▶ **EXERCISE TASK**
Identify the lines containing the word "your". Copy each one.

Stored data

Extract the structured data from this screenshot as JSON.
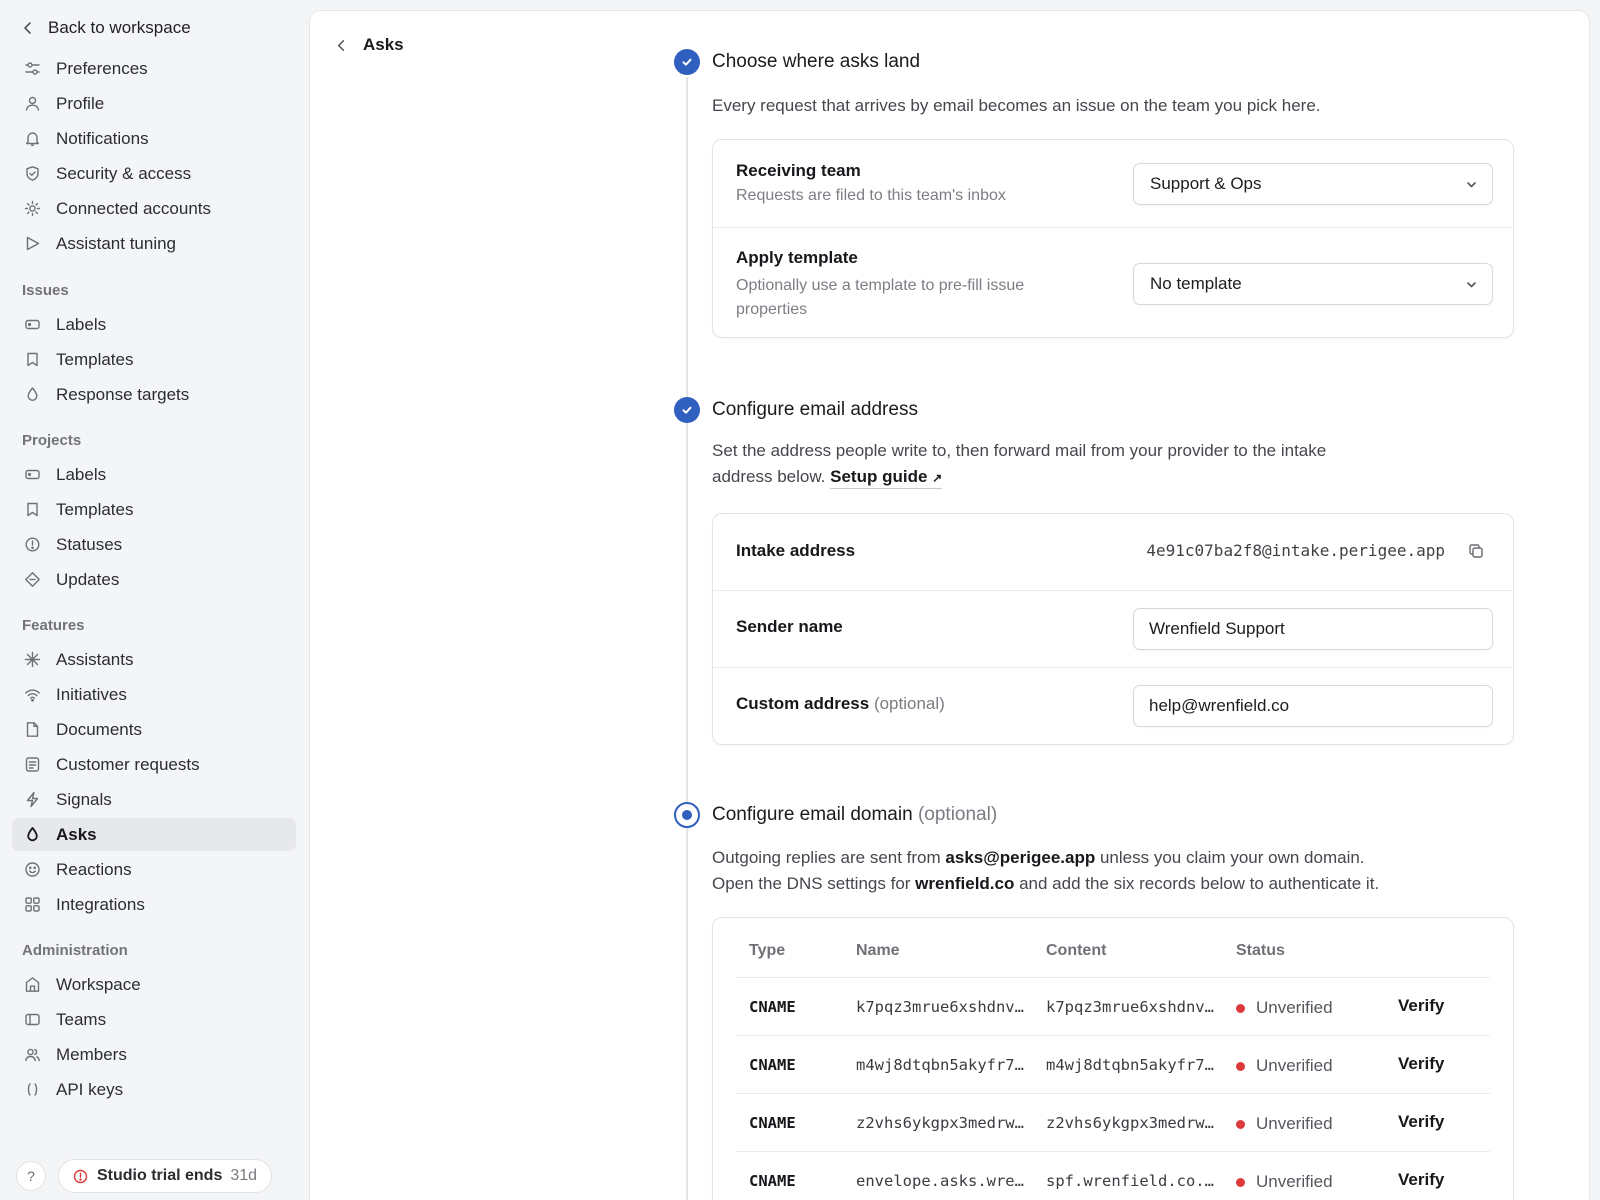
{
  "sidebar": {
    "back_label": "Back to workspace",
    "top_items": [
      {
        "label": "Preferences",
        "icon": "sliders-icon"
      },
      {
        "label": "Profile",
        "icon": "user-icon"
      },
      {
        "label": "Notifications",
        "icon": "bell-icon"
      },
      {
        "label": "Security & access",
        "icon": "shield-icon"
      },
      {
        "label": "Connected accounts",
        "icon": "sun-icon"
      },
      {
        "label": "Assistant tuning",
        "icon": "play-icon"
      }
    ],
    "sections": [
      {
        "title": "Issues",
        "items": [
          {
            "label": "Labels",
            "icon": "label-icon"
          },
          {
            "label": "Templates",
            "icon": "bookmark-icon"
          },
          {
            "label": "Response targets",
            "icon": "drop-icon"
          }
        ]
      },
      {
        "title": "Projects",
        "items": [
          {
            "label": "Labels",
            "icon": "label-icon"
          },
          {
            "label": "Templates",
            "icon": "bookmark-icon"
          },
          {
            "label": "Statuses",
            "icon": "status-icon"
          },
          {
            "label": "Updates",
            "icon": "diamond-icon"
          }
        ]
      },
      {
        "title": "Features",
        "items": [
          {
            "label": "Assistants",
            "icon": "asterisk-icon"
          },
          {
            "label": "Initiatives",
            "icon": "signal-icon"
          },
          {
            "label": "Documents",
            "icon": "document-icon"
          },
          {
            "label": "Customer requests",
            "icon": "request-icon"
          },
          {
            "label": "Signals",
            "icon": "bolt-icon"
          },
          {
            "label": "Asks",
            "icon": "drop-icon",
            "active": true
          },
          {
            "label": "Reactions",
            "icon": "smile-icon"
          },
          {
            "label": "Integrations",
            "icon": "grid-icon"
          }
        ]
      },
      {
        "title": "Administration",
        "items": [
          {
            "label": "Workspace",
            "icon": "building-icon"
          },
          {
            "label": "Teams",
            "icon": "teams-icon"
          },
          {
            "label": "Members",
            "icon": "members-icon"
          },
          {
            "label": "API keys",
            "icon": "code-icon"
          }
        ]
      }
    ],
    "help_label": "?",
    "trial_label": "Studio trial ends",
    "trial_days": "31d"
  },
  "header": {
    "title": "Asks"
  },
  "steps": {
    "landing": {
      "title": "Choose where asks land",
      "description": "Every request that arrives by email becomes an issue on the team you pick here.",
      "receiving_team_label": "Receiving team",
      "receiving_team_hint": "Requests are filed to this team's inbox",
      "receiving_team_value": "Support & Ops",
      "template_label": "Apply template",
      "template_hint": "Optionally use a template to pre-fill issue properties",
      "template_value": "No template"
    },
    "email": {
      "title": "Configure email address",
      "description_1": "Set the address people write to, then forward mail from your provider to the intake",
      "description_2": "address below.",
      "guide_label": "Setup guide",
      "guide_arrow": "↗",
      "intake_label": "Intake address",
      "intake_value": "4e91c07ba2f8@intake.perigee.app",
      "sender_label": "Sender name",
      "sender_value": "Wrenfield Support",
      "custom_label": "Custom address",
      "custom_optional": "(optional)",
      "custom_value": "help@wrenfield.co"
    },
    "domain": {
      "title": "Configure email domain",
      "title_optional": "(optional)",
      "line1_a": "Outgoing replies are sent from",
      "line1_b": "asks@perigee.app",
      "line1_c": "unless you claim your own domain.",
      "line2_a": "Open the DNS settings for",
      "line2_b": "wrenfield.co",
      "line2_c": "and add the six records below to authenticate it.",
      "columns": {
        "type": "Type",
        "name": "Name",
        "content": "Content",
        "status": "Status"
      },
      "records": [
        {
          "type": "CNAME",
          "name": "k7pqz3mrue6xshdnv…",
          "content": "k7pqz3mrue6xshdnv…",
          "status": "Unverified",
          "action": "Verify"
        },
        {
          "type": "CNAME",
          "name": "m4wj8dtqbn5akyfr7…",
          "content": "m4wj8dtqbn5akyfr7…",
          "status": "Unverified",
          "action": "Verify"
        },
        {
          "type": "CNAME",
          "name": "z2vhs6ykgpx3medrw…",
          "content": "z2vhs6ykgpx3medrw…",
          "status": "Unverified",
          "action": "Verify"
        },
        {
          "type": "CNAME",
          "name": "envelope.asks.wre…",
          "content": "spf.wrenfield.co.…",
          "status": "Unverified",
          "action": "Verify"
        }
      ]
    }
  },
  "colors": {
    "accent": "#2f5fbf",
    "status_unverified": "#dc3a3a",
    "sidebar_bg": "#f4f5f6",
    "active_item_bg": "#e7e8ea"
  }
}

▶ **WRITTEN RESPONSE**
      "description_1": "Set the address people write to, then forward mail from your provider to the intake",
      "line1_c": "unless you claim your own domain.",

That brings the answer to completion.